Dataset entries on figures:
=-=-=-=-=
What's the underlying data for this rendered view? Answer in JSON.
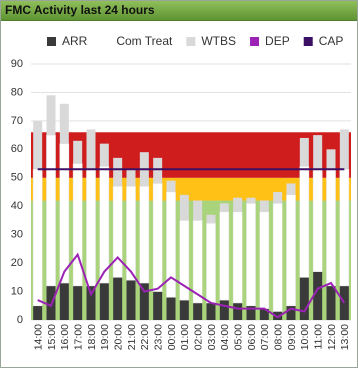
{
  "header": {
    "title": "FMC Activity last 24 hours"
  },
  "chart_data": {
    "type": "stacked-bar-line",
    "categories": [
      "14:00",
      "15:00",
      "16:00",
      "17:00",
      "18:00",
      "19:00",
      "20:00",
      "21:00",
      "22:00",
      "23:00",
      "00:00",
      "01:00",
      "02:00",
      "03:00",
      "04:00",
      "05:00",
      "06:00",
      "07:00",
      "08:00",
      "09:00",
      "10:00",
      "11:00",
      "12:00",
      "13:00"
    ],
    "series": [
      {
        "name": "ARR",
        "kind": "bar",
        "color": "#3a3a3a",
        "values": [
          5,
          12,
          13,
          12,
          12,
          13,
          15,
          14,
          13,
          10,
          8,
          7,
          6,
          6,
          7,
          6,
          5,
          4,
          3,
          5,
          15,
          17,
          12,
          12
        ]
      },
      {
        "name": "Com Treat",
        "kind": "bar",
        "color": "#ffffff",
        "values": [
          48,
          53,
          49,
          43,
          41,
          41,
          32,
          33,
          34,
          38,
          37,
          28,
          29,
          28,
          31,
          32,
          36,
          34,
          38,
          39,
          39,
          36,
          41,
          41
        ]
      },
      {
        "name": "WTBS",
        "kind": "bar",
        "color": "#d9d9d9",
        "values": [
          17,
          14,
          14,
          8,
          14,
          8,
          10,
          6,
          12,
          9,
          4,
          9,
          7,
          3,
          3,
          5,
          2,
          4,
          4,
          4,
          10,
          12,
          7,
          14
        ]
      },
      {
        "name": "DEP",
        "kind": "line",
        "color": "#9b22b5",
        "values": [
          7,
          5,
          17,
          23,
          9,
          17,
          22,
          17,
          10,
          11,
          15,
          12,
          9,
          6,
          5,
          4,
          4,
          4,
          1,
          4,
          3,
          11,
          13,
          6
        ]
      },
      {
        "name": "CAP",
        "kind": "line",
        "color": "#3b0f63",
        "values": [
          53,
          53,
          53,
          53,
          53,
          53,
          53,
          53,
          53,
          53,
          53,
          53,
          53,
          53,
          53,
          53,
          53,
          53,
          53,
          53,
          53,
          53,
          53,
          53
        ]
      }
    ],
    "bands": [
      {
        "from": 0,
        "to": 42,
        "color": "#a9d47c"
      },
      {
        "from": 42,
        "to": 50,
        "color": "#ffc116"
      },
      {
        "from": 50,
        "to": 66,
        "color": "#cf1d1d"
      }
    ],
    "ylim": [
      0,
      90
    ],
    "yticks": [
      0,
      10,
      20,
      30,
      40,
      50,
      60,
      70,
      80,
      90
    ],
    "grid": true
  }
}
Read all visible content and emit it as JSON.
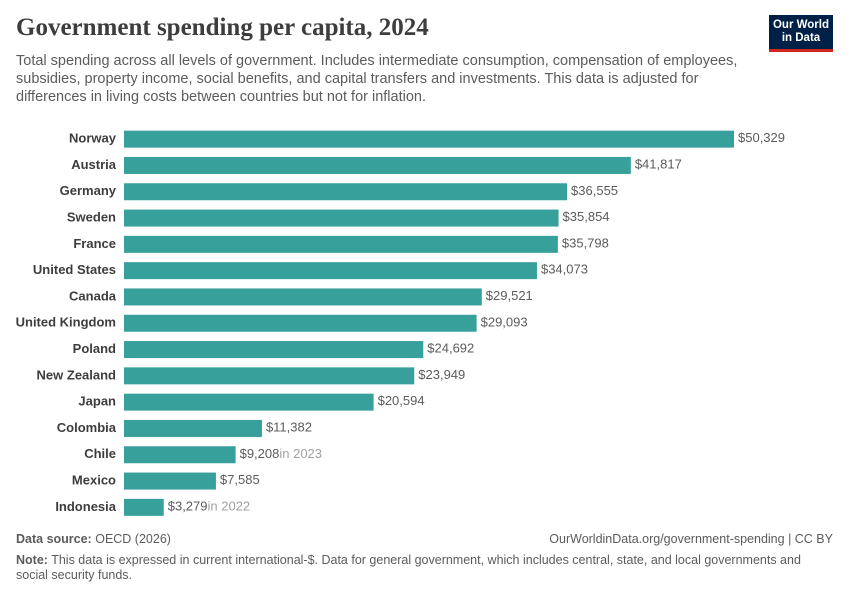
{
  "chart_data": {
    "type": "bar",
    "orientation": "horizontal",
    "title": "Government spending per capita, 2024",
    "subtitle": "Total spending across all levels of government. Includes intermediate consumption, compensation of employees, subsidies, property income, social benefits, and capital transfers and investments. This data is adjusted for differences in living costs between countries but not for inflation.",
    "logo": [
      "Our World",
      "in Data"
    ],
    "categories": [
      "Norway",
      "Austria",
      "Germany",
      "Sweden",
      "France",
      "United States",
      "Canada",
      "United Kingdom",
      "Poland",
      "New Zealand",
      "Japan",
      "Colombia",
      "Chile",
      "Mexico",
      "Indonesia"
    ],
    "values": [
      50329,
      41817,
      36555,
      35854,
      35798,
      34073,
      29521,
      29093,
      24692,
      23949,
      20594,
      11382,
      9208,
      7585,
      3279
    ],
    "value_labels": [
      "$50,329",
      "$41,817",
      "$36,555",
      "$35,854",
      "$35,798",
      "$34,073",
      "$29,521",
      "$29,093",
      "$24,692",
      "$23,949",
      "$20,594",
      "$11,382",
      "$9,208",
      "$7,585",
      "$3,279"
    ],
    "value_notes": [
      null,
      null,
      null,
      null,
      null,
      null,
      null,
      null,
      null,
      null,
      null,
      null,
      "in 2023",
      null,
      "in 2022"
    ],
    "color": "#38a09a",
    "source_label": "Data source:",
    "source": "OECD (2026)",
    "url": "OurWorldinData.org/government-spending | CC BY",
    "note_label": "Note:",
    "note": "This data is expressed in current international-$. Data for general government, which includes central, state, and local governments and social security funds."
  }
}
=-=-=-=-=
_Task details_:
Set down the lines of the records above exactly, apart from the pictures.

_Response to this exercise_:
What's the underlying data for this rendered view? Answer in JSON.
{
  "header": {
    "title": "FMC Activity last 24 hours"
  },
  "chart_data": {
    "type": "stacked-bar-line",
    "categories": [
      "14:00",
      "15:00",
      "16:00",
      "17:00",
      "18:00",
      "19:00",
      "20:00",
      "21:00",
      "22:00",
      "23:00",
      "00:00",
      "01:00",
      "02:00",
      "03:00",
      "04:00",
      "05:00",
      "06:00",
      "07:00",
      "08:00",
      "09:00",
      "10:00",
      "11:00",
      "12:00",
      "13:00"
    ],
    "series": [
      {
        "name": "ARR",
        "kind": "bar",
        "color": "#3a3a3a",
        "values": [
          5,
          12,
          13,
          12,
          12,
          13,
          15,
          14,
          13,
          10,
          8,
          7,
          6,
          6,
          7,
          6,
          5,
          4,
          3,
          5,
          15,
          17,
          12,
          12
        ]
      },
      {
        "name": "Com Treat",
        "kind": "bar",
        "color": "#ffffff",
        "values": [
          48,
          53,
          49,
          43,
          41,
          41,
          32,
          33,
          34,
          38,
          37,
          28,
          29,
          28,
          31,
          32,
          36,
          34,
          38,
          39,
          39,
          36,
          41,
          41
        ]
      },
      {
        "name": "WTBS",
        "kind": "bar",
        "color": "#d9d9d9",
        "values": [
          17,
          14,
          14,
          8,
          14,
          8,
          10,
          6,
          12,
          9,
          4,
          9,
          7,
          3,
          3,
          5,
          2,
          4,
          4,
          4,
          10,
          12,
          7,
          14
        ]
      },
      {
        "name": "DEP",
        "kind": "line",
        "color": "#9b22b5",
        "values": [
          7,
          5,
          17,
          23,
          9,
          17,
          22,
          17,
          10,
          11,
          15,
          12,
          9,
          6,
          5,
          4,
          4,
          4,
          1,
          4,
          3,
          11,
          13,
          6
        ]
      },
      {
        "name": "CAP",
        "kind": "line",
        "color": "#3b0f63",
        "values": [
          53,
          53,
          53,
          53,
          53,
          53,
          53,
          53,
          53,
          53,
          53,
          53,
          53,
          53,
          53,
          53,
          53,
          53,
          53,
          53,
          53,
          53,
          53,
          53
        ]
      }
    ],
    "bands": [
      {
        "from": 0,
        "to": 42,
        "color": "#a9d47c"
      },
      {
        "from": 42,
        "to": 50,
        "color": "#ffc116"
      },
      {
        "from": 50,
        "to": 66,
        "color": "#cf1d1d"
      }
    ],
    "ylim": [
      0,
      90
    ],
    "yticks": [
      0,
      10,
      20,
      30,
      40,
      50,
      60,
      70,
      80,
      90
    ],
    "grid": true
  }
}
Read all visible content and emit it as JSON.
{
  "chart_data": {
    "type": "bar",
    "orientation": "horizontal",
    "title": "Government spending per capita, 2024",
    "subtitle": "Total spending across all levels of government. Includes intermediate consumption, compensation of employees, subsidies, property income, social benefits, and capital transfers and investments. This data is adjusted for differences in living costs between countries but not for inflation.",
    "logo": [
      "Our World",
      "in Data"
    ],
    "categories": [
      "Norway",
      "Austria",
      "Germany",
      "Sweden",
      "France",
      "United States",
      "Canada",
      "United Kingdom",
      "Poland",
      "New Zealand",
      "Japan",
      "Colombia",
      "Chile",
      "Mexico",
      "Indonesia"
    ],
    "values": [
      50329,
      41817,
      36555,
      35854,
      35798,
      34073,
      29521,
      29093,
      24692,
      23949,
      20594,
      11382,
      9208,
      7585,
      3279
    ],
    "value_labels": [
      "$50,329",
      "$41,817",
      "$36,555",
      "$35,854",
      "$35,798",
      "$34,073",
      "$29,521",
      "$29,093",
      "$24,692",
      "$23,949",
      "$20,594",
      "$11,382",
      "$9,208",
      "$7,585",
      "$3,279"
    ],
    "value_notes": [
      null,
      null,
      null,
      null,
      null,
      null,
      null,
      null,
      null,
      null,
      null,
      null,
      "in 2023",
      null,
      "in 2022"
    ],
    "color": "#38a09a",
    "source_label": "Data source:",
    "source": "OECD (2026)",
    "url": "OurWorldinData.org/government-spending | CC BY",
    "note_label": "Note:",
    "note": "This data is expressed in current international-$. Data for general government, which includes central, state, and local governments and social security funds."
  }
}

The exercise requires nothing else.